▶ **Given request**:
Identify and copy all lines of the material where the string "JSON" is found.

▶ **Records for processing**:
>> START

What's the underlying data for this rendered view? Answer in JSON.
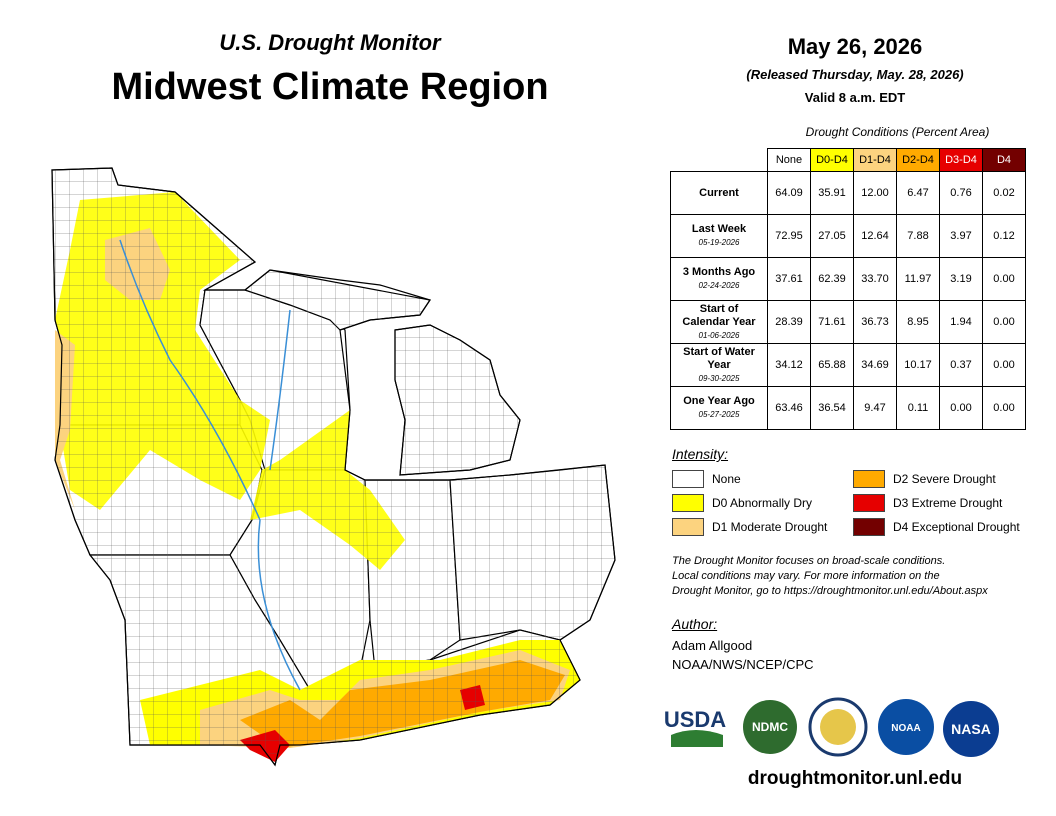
{
  "header": {
    "subtitle": "U.S. Drought Monitor",
    "title": "Midwest Climate Region"
  },
  "date": {
    "date": "May 26, 2026",
    "released": "(Released Thursday, May. 28, 2026)",
    "valid": "Valid 8 a.m. EDT"
  },
  "table": {
    "caption": "Drought Conditions (Percent Area)",
    "columns": [
      {
        "label": "None",
        "color": "#ffffff",
        "text": "#000000"
      },
      {
        "label": "D0-D4",
        "color": "#ffff00",
        "text": "#000000"
      },
      {
        "label": "D1-D4",
        "color": "#fcd37f",
        "text": "#000000"
      },
      {
        "label": "D2-D4",
        "color": "#ffaa00",
        "text": "#000000"
      },
      {
        "label": "D3-D4",
        "color": "#e60000",
        "text": "#ffffff"
      },
      {
        "label": "D4",
        "color": "#730000",
        "text": "#ffffff"
      }
    ],
    "rows": [
      {
        "label": "Current",
        "values": [
          "64.09",
          "35.91",
          "12.00",
          "6.47",
          "0.76",
          "0.02"
        ]
      },
      {
        "label": "Last Week",
        "date": "05-19-2026",
        "values": [
          "72.95",
          "27.05",
          "12.64",
          "7.88",
          "3.97",
          "0.12"
        ]
      },
      {
        "label": "3 Months Ago",
        "date": "02-24-2026",
        "values": [
          "37.61",
          "62.39",
          "33.70",
          "11.97",
          "3.19",
          "0.00"
        ]
      },
      {
        "label": "Start of Calendar Year",
        "date": "01-06-2026",
        "values": [
          "28.39",
          "71.61",
          "36.73",
          "8.95",
          "1.94",
          "0.00"
        ]
      },
      {
        "label": "Start of Water Year",
        "date": "09-30-2025",
        "values": [
          "34.12",
          "65.88",
          "34.69",
          "10.17",
          "0.37",
          "0.00"
        ]
      },
      {
        "label": "One Year Ago",
        "date": "05-27-2025",
        "values": [
          "63.46",
          "36.54",
          "9.47",
          "0.11",
          "0.00",
          "0.00"
        ]
      }
    ]
  },
  "legend": {
    "title": "Intensity:",
    "items": [
      {
        "label": "None",
        "color": "#ffffff"
      },
      {
        "label": "D0 Abnormally Dry",
        "color": "#ffff00"
      },
      {
        "label": "D1 Moderate Drought",
        "color": "#fcd37f"
      },
      {
        "label": "D2 Severe Drought",
        "color": "#ffaa00"
      },
      {
        "label": "D3 Extreme Drought",
        "color": "#e60000"
      },
      {
        "label": "D4 Exceptional Drought",
        "color": "#730000"
      }
    ]
  },
  "note": [
    "The Drought Monitor focuses on broad-scale conditions.",
    "Local conditions may vary. For more information on the",
    "Drought Monitor, go to https://droughtmonitor.unl.edu/About.aspx"
  ],
  "author": {
    "title": "Author:",
    "name": "Adam Allgood",
    "org": "NOAA/NWS/NCEP/CPC"
  },
  "logos": [
    "USDA",
    "NDMC",
    "NOAA",
    "NASA"
  ],
  "footer": "droughtmonitor.unl.edu"
}
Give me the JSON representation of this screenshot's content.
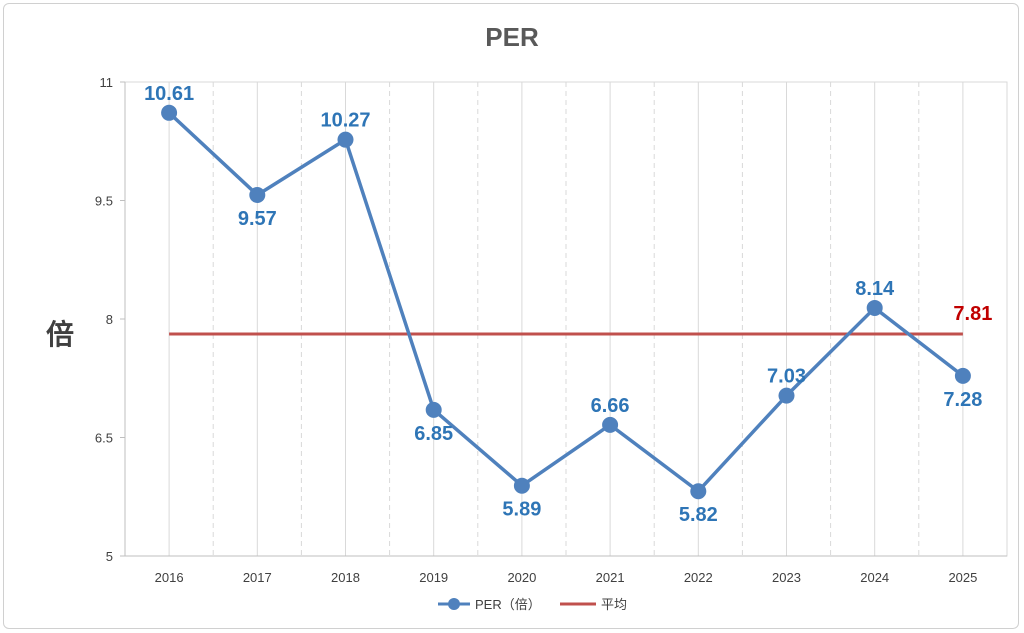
{
  "chart_data": {
    "type": "line",
    "title": "PER",
    "ylabel": "倍",
    "xlabel": "",
    "categories": [
      "2016",
      "2017",
      "2018",
      "2019",
      "2020",
      "2021",
      "2022",
      "2023",
      "2024",
      "2025"
    ],
    "series": [
      {
        "name": "PER（倍）",
        "values": [
          10.61,
          9.57,
          10.27,
          6.85,
          5.89,
          6.66,
          5.82,
          7.03,
          8.14,
          7.28
        ],
        "data_labels": [
          "10.61",
          "9.57",
          "10.27",
          "6.85",
          "5.89",
          "6.66",
          "5.82",
          "7.03",
          "8.14",
          "7.28"
        ],
        "color": "#4f81bd"
      },
      {
        "name": "平均",
        "values": [
          7.81,
          7.81,
          7.81,
          7.81,
          7.81,
          7.81,
          7.81,
          7.81,
          7.81,
          7.81
        ],
        "end_label": "7.81",
        "color": "#c0504d"
      }
    ],
    "ylim": [
      5,
      11
    ],
    "yticks": [
      "5",
      "6.5",
      "8",
      "9.5",
      "11"
    ],
    "ytick_values": [
      5,
      6.5,
      8,
      9.5,
      11
    ],
    "grid": "vertical dashed",
    "legend": "bottom-center",
    "colors": {
      "label_blue": "#2e75b6",
      "label_red": "#c00000",
      "grid": "#d9d9d9"
    }
  }
}
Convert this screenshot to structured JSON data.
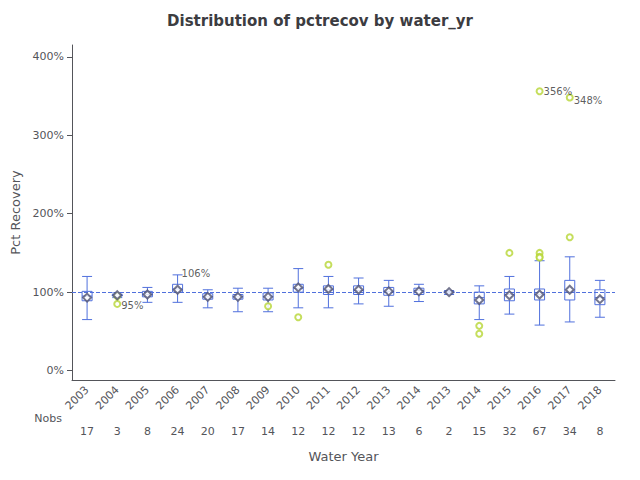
{
  "chart_data": {
    "type": "box",
    "title": "Distribution of pctrecov by water_yr",
    "xlabel": "Water Year",
    "ylabel": "Pct Recovery",
    "categories": [
      "2003",
      "2004",
      "2005",
      "2006",
      "2007",
      "2008",
      "2009",
      "2010",
      "2011",
      "2012",
      "2013",
      "2014",
      "2013",
      "2014",
      "2015",
      "2016",
      "2017",
      "2018"
    ],
    "boxes": [
      {
        "q1": 89,
        "median": 95,
        "q3": 101,
        "whislo": 65,
        "whishi": 120,
        "mean": 93,
        "fliers": []
      },
      {
        "q1": 95,
        "median": 96,
        "q3": 97,
        "whislo": 93,
        "whishi": 99,
        "mean": 96,
        "fliers": [
          85,
          95
        ]
      },
      {
        "q1": 94,
        "median": 97,
        "q3": 101,
        "whislo": 87,
        "whishi": 106,
        "mean": 97,
        "fliers": []
      },
      {
        "q1": 100,
        "median": 104,
        "q3": 110,
        "whislo": 87,
        "whishi": 122,
        "mean": 103,
        "fliers": []
      },
      {
        "q1": 91,
        "median": 94,
        "q3": 98,
        "whislo": 80,
        "whishi": 103,
        "mean": 94,
        "fliers": []
      },
      {
        "q1": 91,
        "median": 94,
        "q3": 97,
        "whislo": 75,
        "whishi": 105,
        "mean": 94,
        "fliers": []
      },
      {
        "q1": 90,
        "median": 94,
        "q3": 99,
        "whislo": 75,
        "whishi": 105,
        "mean": 94,
        "fliers": [
          82
        ]
      },
      {
        "q1": 100,
        "median": 105,
        "q3": 110,
        "whislo": 80,
        "whishi": 130,
        "mean": 106,
        "fliers": [
          68
        ]
      },
      {
        "q1": 97,
        "median": 103,
        "q3": 108,
        "whislo": 80,
        "whishi": 120,
        "mean": 104,
        "fliers": [
          135
        ]
      },
      {
        "q1": 97,
        "median": 102,
        "q3": 108,
        "whislo": 85,
        "whishi": 118,
        "mean": 103,
        "fliers": []
      },
      {
        "q1": 96,
        "median": 101,
        "q3": 106,
        "whislo": 82,
        "whishi": 115,
        "mean": 101,
        "fliers": []
      },
      {
        "q1": 97,
        "median": 102,
        "q3": 105,
        "whislo": 88,
        "whishi": 110,
        "mean": 101,
        "fliers": []
      },
      {
        "q1": 99,
        "median": 100,
        "q3": 101,
        "whislo": 97,
        "whishi": 102,
        "mean": 100,
        "fliers": []
      },
      {
        "q1": 85,
        "median": 93,
        "q3": 100,
        "whislo": 65,
        "whishi": 108,
        "mean": 90,
        "fliers": [
          47,
          57
        ]
      },
      {
        "q1": 89,
        "median": 97,
        "q3": 104,
        "whislo": 72,
        "whishi": 120,
        "mean": 96,
        "fliers": [
          150
        ]
      },
      {
        "q1": 90,
        "median": 97,
        "q3": 104,
        "whislo": 58,
        "whishi": 140,
        "mean": 97,
        "fliers": [
          150,
          145,
          144,
          356
        ]
      },
      {
        "q1": 90,
        "median": 100,
        "q3": 115,
        "whislo": 62,
        "whishi": 145,
        "mean": 103,
        "fliers": [
          170,
          348
        ]
      },
      {
        "q1": 84,
        "median": 93,
        "q3": 103,
        "whislo": 68,
        "whishi": 115,
        "mean": 91,
        "fliers": []
      }
    ],
    "nobs_label": "Nobs",
    "nobs": [
      17,
      3,
      8,
      24,
      20,
      17,
      14,
      12,
      12,
      12,
      13,
      6,
      2,
      15,
      32,
      67,
      34,
      8
    ],
    "annotations": [
      {
        "text": "95%",
        "category_index": 1,
        "y": 83
      },
      {
        "text": "106%",
        "category_index": 3,
        "y": 124
      },
      {
        "text": "356%",
        "category_index": 15,
        "y": 356
      },
      {
        "text": "348%",
        "category_index": 16,
        "y": 344
      }
    ],
    "reference_line": 100,
    "ylim": [
      -12,
      415
    ],
    "yticks": [
      {
        "value": 0,
        "label": "0%"
      },
      {
        "value": 100,
        "label": "100%"
      },
      {
        "value": 200,
        "label": "200%"
      },
      {
        "value": 300,
        "label": "300%"
      },
      {
        "value": 400,
        "label": "400%"
      }
    ],
    "grid": false
  }
}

>> END

▶ **Task answer**:
What's the underlying data for this rendered view? Answer in JSON.
Give me the JSON representation of this screenshot's content.
Convert this screenshot to structured JSON data.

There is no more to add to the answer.